**What you have to do**
Quote every line of the records below word for word, omitting the pictures.

=== Listed entries ===

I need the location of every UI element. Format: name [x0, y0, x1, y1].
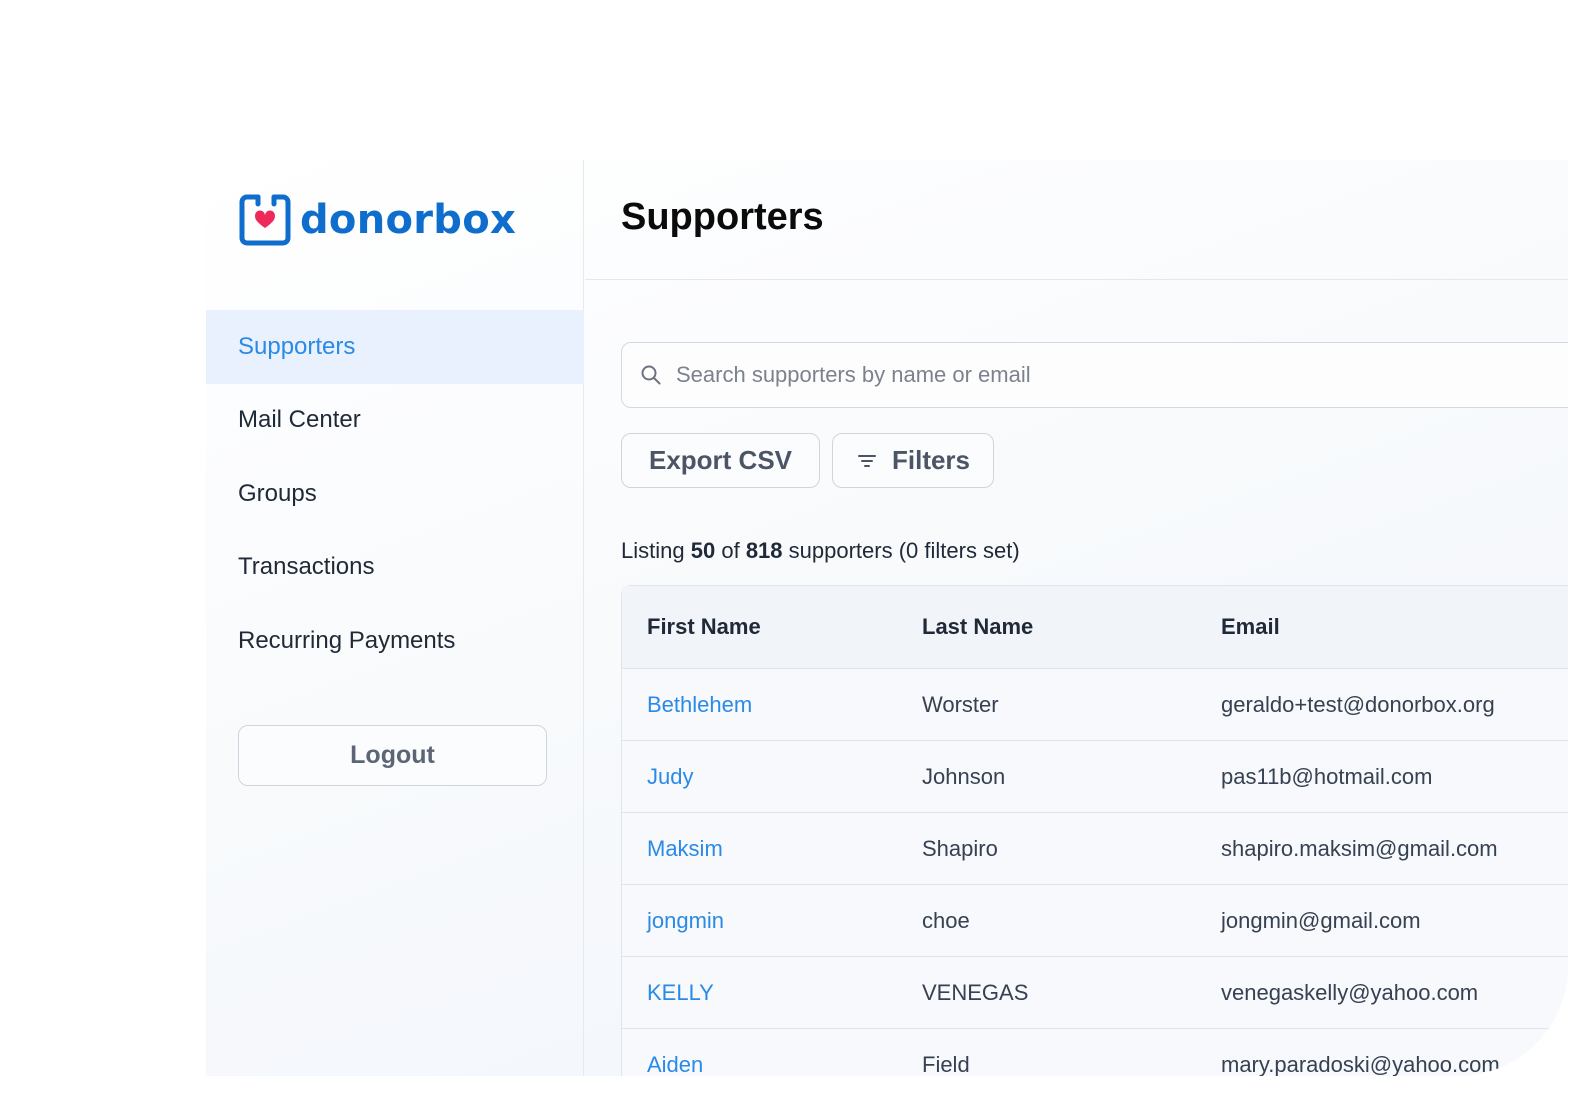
- first-name-link[interactable]: Maksim: [622, 836, 922, 862]
- main-content: Supporters Export CSV Filters Listing 50…: [585, 160, 1568, 1076]
- sidebar-item-transactions[interactable]: Transactions: [206, 531, 584, 605]
- listing-summary: Listing 50 of 818 supporters (0 filters …: [621, 538, 1020, 564]
- first-name-link[interactable]: Judy: [622, 764, 922, 790]
- last-name-cell: Shapiro: [922, 835, 998, 861]
- sidebar-item-recurring-payments[interactable]: Recurring Payments: [206, 604, 584, 678]
- supporters-table: First Name Last Name Email Bethlehem Wor…: [621, 585, 1568, 1076]
- first-name-link[interactable]: jongmin: [622, 908, 922, 934]
- last-name-cell: VENEGAS: [922, 979, 1029, 1005]
- table-row: Maksim Shapiro shapiro.maksim@gmail.com: [622, 813, 1568, 885]
- page-title: Supporters: [621, 196, 824, 238]
- filter-icon: [857, 454, 876, 467]
- listing-prefix: Listing: [621, 538, 685, 563]
- app-window: donorbox Supporters Mail Center Groups T…: [206, 160, 1568, 1076]
- sidebar-item-supporters[interactable]: Supporters: [206, 310, 584, 384]
- logo[interactable]: donorbox: [238, 193, 516, 247]
- last-name-cell: choe: [922, 907, 970, 933]
- email-cell: venegaskelly@yahoo.com: [1221, 979, 1479, 1005]
- sidebar-item-groups[interactable]: Groups: [206, 457, 584, 531]
- brand-name: donorbox: [300, 197, 517, 243]
- page-header: Supporters: [585, 160, 1568, 280]
- listing-of: of: [721, 538, 740, 563]
- filters-button[interactable]: Filters: [832, 433, 994, 488]
- sidebar-nav: Supporters Mail Center Groups Transactio…: [206, 310, 584, 678]
- search-input[interactable]: [676, 362, 1476, 388]
- search-icon: [641, 365, 661, 385]
- export-csv-button[interactable]: Export CSV: [621, 433, 820, 488]
- search-box[interactable]: [621, 342, 1568, 408]
- logout-button[interactable]: Logout: [238, 725, 547, 786]
- email-cell: jongmin@gmail.com: [1221, 907, 1421, 933]
- sidebar-item-mail-center[interactable]: Mail Center: [206, 384, 584, 458]
- last-name-cell: Field: [922, 1051, 970, 1077]
- email-cell: mary.paradoski@yahoo.com: [1221, 1051, 1500, 1077]
- donorbox-logo-icon: [239, 194, 291, 246]
- listing-total-count: 818: [745, 538, 783, 563]
- table-row: Bethlehem Worster geraldo+test@donorbox.…: [622, 669, 1568, 741]
- listing-suffix: supporters (0 filters set): [788, 538, 1020, 563]
- sidebar: donorbox Supporters Mail Center Groups T…: [206, 160, 584, 1076]
- first-name-link[interactable]: Bethlehem: [622, 692, 922, 718]
- column-header-last-name[interactable]: Last Name: [922, 614, 1221, 640]
- listing-shown-count: 50: [690, 538, 716, 563]
- filters-label: Filters: [891, 445, 971, 475]
- table-row: KELLY VENEGAS venegaskelly@yahoo.com: [622, 957, 1568, 1029]
- first-name-link[interactable]: KELLY: [622, 980, 922, 1006]
- first-name-link[interactable]: Aiden: [622, 1052, 922, 1077]
- last-name-cell: Worster: [922, 691, 999, 717]
- table-row: Aiden Field mary.paradoski@yahoo.com: [622, 1029, 1568, 1077]
- last-name-cell: Johnson: [922, 763, 1006, 789]
- table-row: Judy Johnson pas11b@hotmail.com: [622, 741, 1568, 813]
- email-cell: shapiro.maksim@gmail.com: [1221, 835, 1498, 861]
- column-header-first-name[interactable]: First Name: [622, 614, 922, 640]
- email-cell: pas11b@hotmail.com: [1221, 763, 1433, 789]
- table-row: jongmin choe jongmin@gmail.com: [622, 885, 1568, 957]
- table-header: First Name Last Name Email: [622, 586, 1568, 669]
- column-header-email[interactable]: Email: [1221, 614, 1568, 640]
- email-cell: geraldo+test@donorbox.org: [1221, 691, 1495, 717]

===

**Exercise output**
I need the location of every UI element. Format: name [x0, y0, x1, y1].
- first-name-link[interactable]: Maksim: [622, 836, 922, 862]
- main-content: Supporters Export CSV Filters Listing 50…: [585, 160, 1568, 1076]
- sidebar-item-transactions[interactable]: Transactions: [206, 531, 584, 605]
- listing-summary: Listing 50 of 818 supporters (0 filters …: [621, 538, 1020, 564]
- first-name-link[interactable]: Judy: [622, 764, 922, 790]
- last-name-cell: Shapiro: [922, 835, 998, 861]
- sidebar-item-recurring-payments[interactable]: Recurring Payments: [206, 604, 584, 678]
- supporters-table: First Name Last Name Email Bethlehem Wor…: [621, 585, 1568, 1076]
- first-name-link[interactable]: jongmin: [622, 908, 922, 934]
- last-name-cell: VENEGAS: [922, 979, 1029, 1005]
- table-row: Maksim Shapiro shapiro.maksim@gmail.com: [622, 813, 1568, 885]
- page-title: Supporters: [621, 196, 824, 238]
- filter-icon: [857, 454, 876, 467]
- listing-prefix: Listing: [621, 538, 685, 563]
- app-window: donorbox Supporters Mail Center Groups T…: [206, 160, 1568, 1076]
- sidebar-item-supporters[interactable]: Supporters: [206, 310, 584, 384]
- logo[interactable]: donorbox: [238, 193, 516, 247]
- last-name-cell: choe: [922, 907, 970, 933]
- email-cell: venegaskelly@yahoo.com: [1221, 979, 1479, 1005]
- sidebar-item-groups[interactable]: Groups: [206, 457, 584, 531]
- brand-name: donorbox: [300, 197, 517, 243]
- page-header: Supporters: [585, 160, 1568, 280]
- listing-of: of: [721, 538, 740, 563]
- filters-button[interactable]: Filters: [832, 433, 994, 488]
- sidebar-nav: Supporters Mail Center Groups Transactio…: [206, 310, 584, 678]
- search-input[interactable]: [676, 362, 1476, 388]
- search-icon: [641, 365, 661, 385]
- export-csv-button[interactable]: Export CSV: [621, 433, 820, 488]
- search-box[interactable]: [621, 342, 1568, 408]
- logout-button[interactable]: Logout: [238, 725, 547, 786]
- email-cell: jongmin@gmail.com: [1221, 907, 1421, 933]
- sidebar-item-mail-center[interactable]: Mail Center: [206, 384, 584, 458]
- last-name-cell: Field: [922, 1051, 970, 1077]
- email-cell: mary.paradoski@yahoo.com: [1221, 1051, 1500, 1077]
- donorbox-logo-icon: [239, 194, 291, 246]
- listing-total-count: 818: [745, 538, 783, 563]
- table-row: Bethlehem Worster geraldo+test@donorbox.…: [622, 669, 1568, 741]
- listing-suffix: supporters (0 filters set): [788, 538, 1020, 563]
- sidebar: donorbox Supporters Mail Center Groups T…: [206, 160, 584, 1076]
- first-name-link[interactable]: Bethlehem: [622, 692, 922, 718]
- column-header-last-name[interactable]: Last Name: [922, 614, 1221, 640]
- listing-shown-count: 50: [690, 538, 716, 563]
- filters-label: Filters: [891, 445, 971, 475]
- table-row: KELLY VENEGAS venegaskelly@yahoo.com: [622, 957, 1568, 1029]
- first-name-link[interactable]: KELLY: [622, 980, 922, 1006]
- first-name-link[interactable]: Aiden: [622, 1052, 922, 1077]
- last-name-cell: Worster: [922, 691, 999, 717]
- table-row: Aiden Field mary.paradoski@yahoo.com: [622, 1029, 1568, 1077]
- last-name-cell: Johnson: [922, 763, 1006, 789]
- table-row: Judy Johnson pas11b@hotmail.com: [622, 741, 1568, 813]
- email-cell: shapiro.maksim@gmail.com: [1221, 835, 1498, 861]
- column-header-first-name[interactable]: First Name: [622, 614, 922, 640]
- email-cell: pas11b@hotmail.com: [1221, 763, 1433, 789]
- table-row: jongmin choe jongmin@gmail.com: [622, 885, 1568, 957]
- table-header: First Name Last Name Email: [622, 586, 1568, 669]
- column-header-email[interactable]: Email: [1221, 614, 1568, 640]
- email-cell: geraldo+test@donorbox.org: [1221, 691, 1495, 717]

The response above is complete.